#### [Stated problem]
Return every record below exactly as written, omitting any pictures.

#### [Provided entries]
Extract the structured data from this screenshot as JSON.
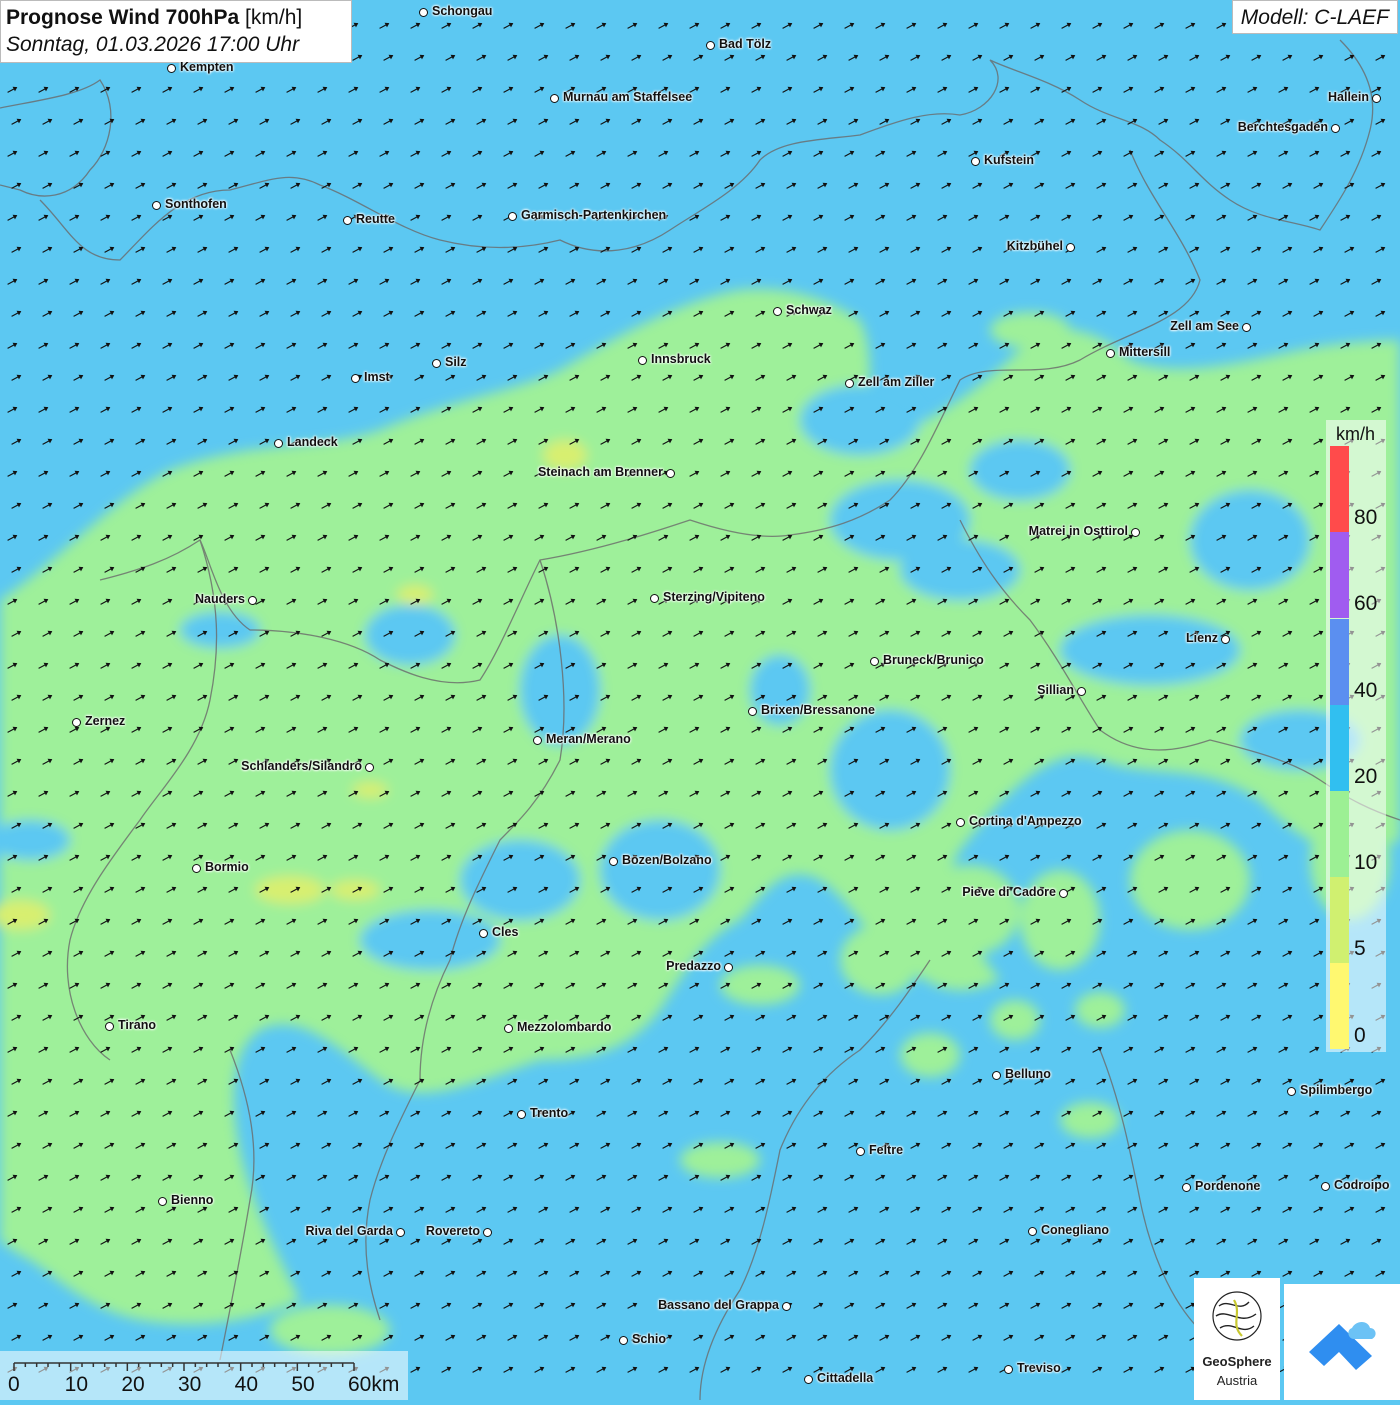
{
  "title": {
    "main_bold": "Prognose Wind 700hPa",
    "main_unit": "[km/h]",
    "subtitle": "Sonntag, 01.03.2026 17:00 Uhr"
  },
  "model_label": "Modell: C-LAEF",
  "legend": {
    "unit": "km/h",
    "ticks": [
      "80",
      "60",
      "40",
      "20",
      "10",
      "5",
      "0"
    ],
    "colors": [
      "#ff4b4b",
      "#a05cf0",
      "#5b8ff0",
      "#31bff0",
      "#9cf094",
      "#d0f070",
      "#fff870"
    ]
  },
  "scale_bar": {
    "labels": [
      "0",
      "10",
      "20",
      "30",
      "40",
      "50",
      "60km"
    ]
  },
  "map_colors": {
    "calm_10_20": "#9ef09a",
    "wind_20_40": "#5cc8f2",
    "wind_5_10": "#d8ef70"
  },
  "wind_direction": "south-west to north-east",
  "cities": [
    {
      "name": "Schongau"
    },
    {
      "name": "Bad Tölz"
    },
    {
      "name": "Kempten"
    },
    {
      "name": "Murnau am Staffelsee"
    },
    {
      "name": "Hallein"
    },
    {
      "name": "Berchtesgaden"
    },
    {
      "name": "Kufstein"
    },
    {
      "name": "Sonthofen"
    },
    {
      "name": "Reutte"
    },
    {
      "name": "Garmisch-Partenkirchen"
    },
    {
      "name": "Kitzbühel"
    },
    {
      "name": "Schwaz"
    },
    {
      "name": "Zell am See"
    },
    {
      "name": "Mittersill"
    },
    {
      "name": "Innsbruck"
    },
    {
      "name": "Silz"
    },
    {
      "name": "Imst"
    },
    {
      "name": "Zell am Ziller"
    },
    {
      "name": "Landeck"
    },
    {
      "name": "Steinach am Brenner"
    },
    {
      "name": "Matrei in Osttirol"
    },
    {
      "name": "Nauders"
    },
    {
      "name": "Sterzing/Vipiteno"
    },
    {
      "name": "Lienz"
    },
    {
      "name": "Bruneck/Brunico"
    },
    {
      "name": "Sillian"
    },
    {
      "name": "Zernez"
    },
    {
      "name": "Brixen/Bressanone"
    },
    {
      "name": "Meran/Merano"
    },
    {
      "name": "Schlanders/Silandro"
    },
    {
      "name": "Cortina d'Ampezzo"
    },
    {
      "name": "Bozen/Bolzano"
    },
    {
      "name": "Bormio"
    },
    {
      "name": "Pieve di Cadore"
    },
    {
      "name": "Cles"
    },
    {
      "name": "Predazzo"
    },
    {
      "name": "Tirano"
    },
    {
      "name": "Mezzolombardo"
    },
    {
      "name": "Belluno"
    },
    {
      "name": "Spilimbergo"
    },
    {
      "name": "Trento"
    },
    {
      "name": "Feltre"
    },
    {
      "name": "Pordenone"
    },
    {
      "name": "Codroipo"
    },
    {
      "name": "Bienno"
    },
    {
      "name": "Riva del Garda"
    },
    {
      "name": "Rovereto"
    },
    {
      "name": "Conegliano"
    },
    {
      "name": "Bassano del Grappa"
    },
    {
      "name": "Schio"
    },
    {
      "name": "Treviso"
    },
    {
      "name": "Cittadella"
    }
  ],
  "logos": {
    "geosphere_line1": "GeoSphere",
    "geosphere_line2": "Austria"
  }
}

#### [Solution to this exercise]
Extract the structured data from this screenshot as JSON.
{
  "title": {
    "main_bold": "Prognose Wind 700hPa",
    "main_unit": "[km/h]",
    "subtitle": "Sonntag, 01.03.2026 17:00 Uhr"
  },
  "model_label": "Modell: C-LAEF",
  "legend": {
    "unit": "km/h",
    "ticks": [
      "80",
      "60",
      "40",
      "20",
      "10",
      "5",
      "0"
    ],
    "colors": [
      "#ff4b4b",
      "#a05cf0",
      "#5b8ff0",
      "#31bff0",
      "#9cf094",
      "#d0f070",
      "#fff870"
    ]
  },
  "scale_bar": {
    "labels": [
      "0",
      "10",
      "20",
      "30",
      "40",
      "50",
      "60km"
    ]
  },
  "map_colors": {
    "calm_10_20": "#9ef09a",
    "wind_20_40": "#5cc8f2",
    "wind_5_10": "#d8ef70"
  },
  "wind_direction": "south-west to north-east",
  "cities": [
    {
      "name": "Schongau"
    },
    {
      "name": "Bad Tölz"
    },
    {
      "name": "Kempten"
    },
    {
      "name": "Murnau am Staffelsee"
    },
    {
      "name": "Hallein"
    },
    {
      "name": "Berchtesgaden"
    },
    {
      "name": "Kufstein"
    },
    {
      "name": "Sonthofen"
    },
    {
      "name": "Reutte"
    },
    {
      "name": "Garmisch-Partenkirchen"
    },
    {
      "name": "Kitzbühel"
    },
    {
      "name": "Schwaz"
    },
    {
      "name": "Zell am See"
    },
    {
      "name": "Mittersill"
    },
    {
      "name": "Innsbruck"
    },
    {
      "name": "Silz"
    },
    {
      "name": "Imst"
    },
    {
      "name": "Zell am Ziller"
    },
    {
      "name": "Landeck"
    },
    {
      "name": "Steinach am Brenner"
    },
    {
      "name": "Matrei in Osttirol"
    },
    {
      "name": "Nauders"
    },
    {
      "name": "Sterzing/Vipiteno"
    },
    {
      "name": "Lienz"
    },
    {
      "name": "Bruneck/Brunico"
    },
    {
      "name": "Sillian"
    },
    {
      "name": "Zernez"
    },
    {
      "name": "Brixen/Bressanone"
    },
    {
      "name": "Meran/Merano"
    },
    {
      "name": "Schlanders/Silandro"
    },
    {
      "name": "Cortina d'Ampezzo"
    },
    {
      "name": "Bozen/Bolzano"
    },
    {
      "name": "Bormio"
    },
    {
      "name": "Pieve di Cadore"
    },
    {
      "name": "Cles"
    },
    {
      "name": "Predazzo"
    },
    {
      "name": "Tirano"
    },
    {
      "name": "Mezzolombardo"
    },
    {
      "name": "Belluno"
    },
    {
      "name": "Spilimbergo"
    },
    {
      "name": "Trento"
    },
    {
      "name": "Feltre"
    },
    {
      "name": "Pordenone"
    },
    {
      "name": "Codroipo"
    },
    {
      "name": "Bienno"
    },
    {
      "name": "Riva del Garda"
    },
    {
      "name": "Rovereto"
    },
    {
      "name": "Conegliano"
    },
    {
      "name": "Bassano del Grappa"
    },
    {
      "name": "Schio"
    },
    {
      "name": "Treviso"
    },
    {
      "name": "Cittadella"
    }
  ],
  "logos": {
    "geosphere_line1": "GeoSphere",
    "geosphere_line2": "Austria"
  }
}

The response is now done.